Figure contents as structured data
------------------------

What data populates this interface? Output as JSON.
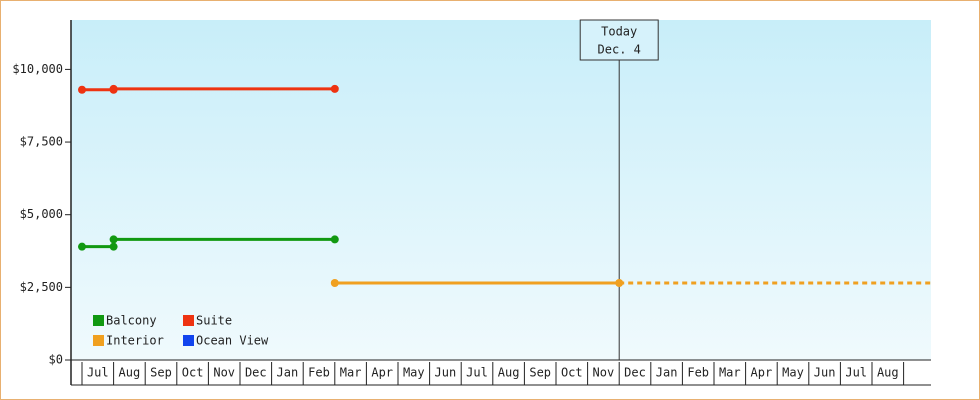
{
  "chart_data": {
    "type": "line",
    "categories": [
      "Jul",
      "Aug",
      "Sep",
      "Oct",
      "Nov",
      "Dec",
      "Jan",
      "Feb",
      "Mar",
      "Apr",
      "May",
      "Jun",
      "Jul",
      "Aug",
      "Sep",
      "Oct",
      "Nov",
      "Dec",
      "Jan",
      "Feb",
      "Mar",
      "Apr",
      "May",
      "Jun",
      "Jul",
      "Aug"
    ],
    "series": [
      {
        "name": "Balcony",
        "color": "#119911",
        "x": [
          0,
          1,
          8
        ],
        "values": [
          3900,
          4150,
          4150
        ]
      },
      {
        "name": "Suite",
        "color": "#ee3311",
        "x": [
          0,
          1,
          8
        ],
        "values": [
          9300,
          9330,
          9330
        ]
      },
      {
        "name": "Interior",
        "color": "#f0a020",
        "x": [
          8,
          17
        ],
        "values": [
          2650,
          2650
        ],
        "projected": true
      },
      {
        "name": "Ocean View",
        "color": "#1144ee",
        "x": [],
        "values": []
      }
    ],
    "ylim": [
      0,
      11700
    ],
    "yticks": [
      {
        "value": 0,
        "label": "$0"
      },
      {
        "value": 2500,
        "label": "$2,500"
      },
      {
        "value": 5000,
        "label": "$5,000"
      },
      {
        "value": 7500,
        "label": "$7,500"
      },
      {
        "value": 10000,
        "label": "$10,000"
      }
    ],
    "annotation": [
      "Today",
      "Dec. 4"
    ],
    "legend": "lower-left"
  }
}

------------------------

# EXERCISE BRIEF
Quote the material word for word, dropping any images it holds.

# FINAL ANSWER
What data populates this interface? Output as JSON.
{
  "chart_data": {
    "type": "line",
    "categories": [
      "Jul",
      "Aug",
      "Sep",
      "Oct",
      "Nov",
      "Dec",
      "Jan",
      "Feb",
      "Mar",
      "Apr",
      "May",
      "Jun",
      "Jul",
      "Aug",
      "Sep",
      "Oct",
      "Nov",
      "Dec",
      "Jan",
      "Feb",
      "Mar",
      "Apr",
      "May",
      "Jun",
      "Jul",
      "Aug"
    ],
    "series": [
      {
        "name": "Balcony",
        "color": "#119911",
        "x": [
          0,
          1,
          8
        ],
        "values": [
          3900,
          4150,
          4150
        ]
      },
      {
        "name": "Suite",
        "color": "#ee3311",
        "x": [
          0,
          1,
          8
        ],
        "values": [
          9300,
          9330,
          9330
        ]
      },
      {
        "name": "Interior",
        "color": "#f0a020",
        "x": [
          8,
          17
        ],
        "values": [
          2650,
          2650
        ],
        "projected": true
      },
      {
        "name": "Ocean View",
        "color": "#1144ee",
        "x": [],
        "values": []
      }
    ],
    "ylim": [
      0,
      11700
    ],
    "yticks": [
      {
        "value": 0,
        "label": "$0"
      },
      {
        "value": 2500,
        "label": "$2,500"
      },
      {
        "value": 5000,
        "label": "$5,000"
      },
      {
        "value": 7500,
        "label": "$7,500"
      },
      {
        "value": 10000,
        "label": "$10,000"
      }
    ],
    "annotation": [
      "Today",
      "Dec. 4"
    ],
    "legend": "lower-left"
  }
}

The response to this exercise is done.